[Extracted text]:
3 accessible React primitives shipped to npm: combobox (ARIA 1.2), datepicker (WCAG 2.1 AA), animation orchestration. All under 8KB.

Open SourceDesign SystemAccessibilityTypeScript

The problem

Bloated, inaccessible, inflexible

I got tired of bloated React libraries, so I built three tiny ones. That is not a subtweet — it is a real frustration that turned into three published npm packages.

Three specific pains drove this:

  • Animation — most libraries tie animation to React state, so every frame triggers a re-render. Framer Motion is powerful but heavy. CSS transitions cannot orchestrate sequences. The Web Animations API exists but has no React layer.
  • Date pickers — popular choices (react-datepicker, MUI) drag in date-fns or moment.js for functionality the native Intl API already provides. Most are not accessible out of the box.
  • Comboboxes — Downshift is old API patterns, Radix is opinionated styling, Floating UI is another dependency. Very few libraries implement ARIA 1.2; most are still on 1.1.

ReactZero emerged from a single philosophy: zero dependencies, accessibility-first, headless + styled, small bundles. Three libraries, all under 8 kB, all on npm.

Design philosophy — the zero principles

Zero runtime dependencies

Native browser APIs only — Web Animations API, Intl, DOM positioning. No date-fns, Floating UI, or lodash.

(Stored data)
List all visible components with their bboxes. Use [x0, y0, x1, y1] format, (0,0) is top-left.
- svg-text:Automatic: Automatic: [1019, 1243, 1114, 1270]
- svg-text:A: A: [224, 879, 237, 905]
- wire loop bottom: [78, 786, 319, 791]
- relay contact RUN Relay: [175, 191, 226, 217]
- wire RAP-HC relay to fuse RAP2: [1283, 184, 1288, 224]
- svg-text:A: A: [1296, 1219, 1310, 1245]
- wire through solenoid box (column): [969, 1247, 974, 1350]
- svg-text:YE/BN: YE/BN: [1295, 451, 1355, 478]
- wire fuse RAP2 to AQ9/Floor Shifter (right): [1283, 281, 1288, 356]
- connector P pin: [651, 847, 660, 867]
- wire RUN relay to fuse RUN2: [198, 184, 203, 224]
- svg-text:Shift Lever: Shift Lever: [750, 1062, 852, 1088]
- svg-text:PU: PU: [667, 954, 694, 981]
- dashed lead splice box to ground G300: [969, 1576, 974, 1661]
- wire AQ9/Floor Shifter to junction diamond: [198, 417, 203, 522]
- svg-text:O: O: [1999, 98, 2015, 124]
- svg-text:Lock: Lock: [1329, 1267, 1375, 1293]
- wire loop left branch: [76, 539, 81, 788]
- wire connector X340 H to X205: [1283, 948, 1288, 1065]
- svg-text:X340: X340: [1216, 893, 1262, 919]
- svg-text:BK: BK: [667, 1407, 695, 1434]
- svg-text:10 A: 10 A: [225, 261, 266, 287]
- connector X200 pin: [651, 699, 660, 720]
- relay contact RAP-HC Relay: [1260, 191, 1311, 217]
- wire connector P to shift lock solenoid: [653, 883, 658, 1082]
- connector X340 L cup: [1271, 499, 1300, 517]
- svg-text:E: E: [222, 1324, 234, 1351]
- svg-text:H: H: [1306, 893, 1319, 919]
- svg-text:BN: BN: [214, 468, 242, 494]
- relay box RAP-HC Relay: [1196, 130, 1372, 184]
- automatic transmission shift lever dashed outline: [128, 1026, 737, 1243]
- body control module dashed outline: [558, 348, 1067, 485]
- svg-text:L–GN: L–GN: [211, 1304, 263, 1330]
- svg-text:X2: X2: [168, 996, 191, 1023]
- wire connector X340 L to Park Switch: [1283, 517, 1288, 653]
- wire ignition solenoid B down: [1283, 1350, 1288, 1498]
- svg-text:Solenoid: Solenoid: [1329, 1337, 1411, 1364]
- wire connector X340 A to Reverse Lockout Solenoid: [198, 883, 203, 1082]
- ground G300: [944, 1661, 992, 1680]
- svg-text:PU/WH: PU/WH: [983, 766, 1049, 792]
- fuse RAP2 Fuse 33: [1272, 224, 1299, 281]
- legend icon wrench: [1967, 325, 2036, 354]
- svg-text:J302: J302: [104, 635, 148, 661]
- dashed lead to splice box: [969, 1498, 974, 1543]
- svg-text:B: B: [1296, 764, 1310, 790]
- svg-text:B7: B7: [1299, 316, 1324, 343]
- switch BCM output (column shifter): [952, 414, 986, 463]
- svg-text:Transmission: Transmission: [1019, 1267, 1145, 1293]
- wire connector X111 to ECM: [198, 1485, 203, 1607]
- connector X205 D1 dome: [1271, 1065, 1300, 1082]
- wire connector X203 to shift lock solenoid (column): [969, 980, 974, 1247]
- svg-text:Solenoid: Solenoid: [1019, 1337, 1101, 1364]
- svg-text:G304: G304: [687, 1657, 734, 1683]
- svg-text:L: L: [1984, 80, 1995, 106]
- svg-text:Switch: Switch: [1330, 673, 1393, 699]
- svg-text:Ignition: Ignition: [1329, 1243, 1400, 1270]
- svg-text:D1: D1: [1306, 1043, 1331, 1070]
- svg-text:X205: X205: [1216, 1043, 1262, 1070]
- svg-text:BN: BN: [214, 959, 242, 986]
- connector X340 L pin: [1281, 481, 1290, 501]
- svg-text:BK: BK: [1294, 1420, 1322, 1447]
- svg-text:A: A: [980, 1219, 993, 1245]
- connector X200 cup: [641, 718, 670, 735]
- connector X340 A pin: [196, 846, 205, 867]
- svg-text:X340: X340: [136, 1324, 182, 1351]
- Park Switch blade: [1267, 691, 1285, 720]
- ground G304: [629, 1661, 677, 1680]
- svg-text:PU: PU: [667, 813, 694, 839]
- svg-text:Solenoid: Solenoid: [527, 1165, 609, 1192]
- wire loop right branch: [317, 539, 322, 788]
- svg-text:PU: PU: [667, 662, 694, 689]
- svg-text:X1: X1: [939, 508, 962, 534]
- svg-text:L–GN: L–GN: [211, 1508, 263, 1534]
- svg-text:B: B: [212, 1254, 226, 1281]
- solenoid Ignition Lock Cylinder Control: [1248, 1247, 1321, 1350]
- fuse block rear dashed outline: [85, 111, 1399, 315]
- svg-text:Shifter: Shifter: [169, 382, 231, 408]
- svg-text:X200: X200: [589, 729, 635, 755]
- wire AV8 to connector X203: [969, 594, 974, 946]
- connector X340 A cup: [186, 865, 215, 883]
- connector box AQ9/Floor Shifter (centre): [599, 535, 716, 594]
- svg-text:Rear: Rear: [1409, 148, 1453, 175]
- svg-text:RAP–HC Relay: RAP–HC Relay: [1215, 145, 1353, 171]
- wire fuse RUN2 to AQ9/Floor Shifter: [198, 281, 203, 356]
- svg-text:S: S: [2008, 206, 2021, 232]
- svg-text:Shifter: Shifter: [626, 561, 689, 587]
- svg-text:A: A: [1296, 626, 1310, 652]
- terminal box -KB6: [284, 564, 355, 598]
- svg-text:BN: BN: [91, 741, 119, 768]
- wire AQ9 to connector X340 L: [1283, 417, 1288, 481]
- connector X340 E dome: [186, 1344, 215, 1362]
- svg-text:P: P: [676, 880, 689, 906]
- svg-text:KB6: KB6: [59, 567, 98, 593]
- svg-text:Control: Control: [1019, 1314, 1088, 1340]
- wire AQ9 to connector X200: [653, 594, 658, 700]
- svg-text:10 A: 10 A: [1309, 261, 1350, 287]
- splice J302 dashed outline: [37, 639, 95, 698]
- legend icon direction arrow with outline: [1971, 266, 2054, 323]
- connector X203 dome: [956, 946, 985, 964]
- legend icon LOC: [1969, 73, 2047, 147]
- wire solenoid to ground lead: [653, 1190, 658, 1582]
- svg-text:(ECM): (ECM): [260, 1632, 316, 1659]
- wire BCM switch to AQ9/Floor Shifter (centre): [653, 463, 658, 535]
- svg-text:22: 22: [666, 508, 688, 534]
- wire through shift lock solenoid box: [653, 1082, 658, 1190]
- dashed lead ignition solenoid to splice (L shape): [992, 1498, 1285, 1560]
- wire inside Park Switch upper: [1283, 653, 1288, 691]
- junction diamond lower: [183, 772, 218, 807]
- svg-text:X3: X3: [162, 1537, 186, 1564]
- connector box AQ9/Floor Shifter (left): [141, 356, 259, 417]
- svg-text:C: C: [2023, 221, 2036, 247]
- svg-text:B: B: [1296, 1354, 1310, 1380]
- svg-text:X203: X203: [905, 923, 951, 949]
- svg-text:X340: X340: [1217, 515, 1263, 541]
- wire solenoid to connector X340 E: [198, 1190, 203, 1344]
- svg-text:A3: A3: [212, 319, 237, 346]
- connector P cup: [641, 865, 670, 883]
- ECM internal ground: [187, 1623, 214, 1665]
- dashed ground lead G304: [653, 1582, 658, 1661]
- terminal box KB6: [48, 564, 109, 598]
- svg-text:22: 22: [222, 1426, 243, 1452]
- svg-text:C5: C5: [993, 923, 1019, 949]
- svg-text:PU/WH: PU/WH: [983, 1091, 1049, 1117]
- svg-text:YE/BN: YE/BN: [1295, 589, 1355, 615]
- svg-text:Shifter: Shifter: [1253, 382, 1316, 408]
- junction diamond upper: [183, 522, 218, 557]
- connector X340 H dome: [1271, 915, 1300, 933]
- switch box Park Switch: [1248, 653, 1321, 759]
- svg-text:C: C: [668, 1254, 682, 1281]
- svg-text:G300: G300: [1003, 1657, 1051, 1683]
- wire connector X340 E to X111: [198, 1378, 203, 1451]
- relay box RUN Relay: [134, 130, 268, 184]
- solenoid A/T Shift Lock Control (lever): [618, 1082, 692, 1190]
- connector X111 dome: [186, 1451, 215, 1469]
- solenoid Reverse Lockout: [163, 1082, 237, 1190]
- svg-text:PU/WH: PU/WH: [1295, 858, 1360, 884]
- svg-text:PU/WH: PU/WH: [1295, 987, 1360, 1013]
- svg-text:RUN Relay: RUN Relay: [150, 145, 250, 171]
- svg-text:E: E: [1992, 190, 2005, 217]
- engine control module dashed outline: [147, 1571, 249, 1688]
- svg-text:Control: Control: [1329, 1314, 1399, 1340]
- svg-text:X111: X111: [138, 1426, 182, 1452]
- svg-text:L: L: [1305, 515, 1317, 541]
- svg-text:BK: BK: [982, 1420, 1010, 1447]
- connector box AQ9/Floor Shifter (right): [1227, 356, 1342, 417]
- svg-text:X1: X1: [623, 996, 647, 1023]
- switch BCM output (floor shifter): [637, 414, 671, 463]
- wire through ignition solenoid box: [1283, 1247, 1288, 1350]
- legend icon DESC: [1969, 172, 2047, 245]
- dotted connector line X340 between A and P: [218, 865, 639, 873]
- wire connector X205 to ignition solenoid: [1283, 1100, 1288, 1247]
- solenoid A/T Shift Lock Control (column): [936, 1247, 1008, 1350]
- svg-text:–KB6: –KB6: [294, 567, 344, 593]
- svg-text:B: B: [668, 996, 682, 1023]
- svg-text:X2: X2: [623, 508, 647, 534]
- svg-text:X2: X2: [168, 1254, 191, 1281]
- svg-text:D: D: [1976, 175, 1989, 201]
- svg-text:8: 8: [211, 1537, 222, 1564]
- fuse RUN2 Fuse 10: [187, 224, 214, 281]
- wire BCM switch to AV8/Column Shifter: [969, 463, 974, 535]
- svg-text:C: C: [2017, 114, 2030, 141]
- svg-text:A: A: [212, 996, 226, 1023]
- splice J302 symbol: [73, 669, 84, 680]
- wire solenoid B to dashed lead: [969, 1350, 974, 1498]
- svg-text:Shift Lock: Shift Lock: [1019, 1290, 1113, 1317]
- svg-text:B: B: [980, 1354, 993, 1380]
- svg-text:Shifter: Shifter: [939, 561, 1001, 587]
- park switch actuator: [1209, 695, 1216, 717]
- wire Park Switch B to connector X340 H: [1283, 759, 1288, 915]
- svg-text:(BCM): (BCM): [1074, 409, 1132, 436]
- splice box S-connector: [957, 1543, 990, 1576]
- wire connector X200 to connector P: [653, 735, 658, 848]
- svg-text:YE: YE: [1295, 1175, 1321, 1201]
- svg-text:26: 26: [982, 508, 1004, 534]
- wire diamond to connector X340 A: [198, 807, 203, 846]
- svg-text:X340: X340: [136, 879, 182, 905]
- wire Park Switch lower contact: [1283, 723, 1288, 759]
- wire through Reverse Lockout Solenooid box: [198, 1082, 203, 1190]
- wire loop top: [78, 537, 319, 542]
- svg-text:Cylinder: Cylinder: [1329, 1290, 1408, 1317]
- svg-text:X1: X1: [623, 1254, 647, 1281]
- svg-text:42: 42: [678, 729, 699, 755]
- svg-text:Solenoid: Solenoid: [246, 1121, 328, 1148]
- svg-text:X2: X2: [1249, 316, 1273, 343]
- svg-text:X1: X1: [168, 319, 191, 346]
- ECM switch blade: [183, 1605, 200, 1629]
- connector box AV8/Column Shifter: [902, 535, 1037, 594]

[Questions to answer]:
1 – Copy the ReactZero write-up from "I got tired" to "still on 1.1.".
2 – According to the ReactZero write-up, which ARIA version do most combobox libraries still implement?
These records come from a separate source.

[Numbered responses]:
1 –
I got tired of bloated React libraries, so I built three tiny ones. That is not a subtweet — it is a real frustration that turned into three published npm packages.

Three specific pains drove this:

  • Animation — most libraries tie animation to React state, so every frame triggers a re-render. Framer Motion is powerful but heavy. CSS transitions cannot orchestrate sequences. The Web Animations API exists but has no React layer.
  • Date pickers — popular choices (react-datepicker, MUI) drag in date-fns or moment.js for functionality the native Intl API already provides. Most are not accessible out of the box.
  • Comboboxes — Downshift is old API patterns, Radix is opinionated styling, Floating UI is another dependency. Very few libraries implement ARIA 1.2; most are still on 1.1.

2 – ARIA 1.1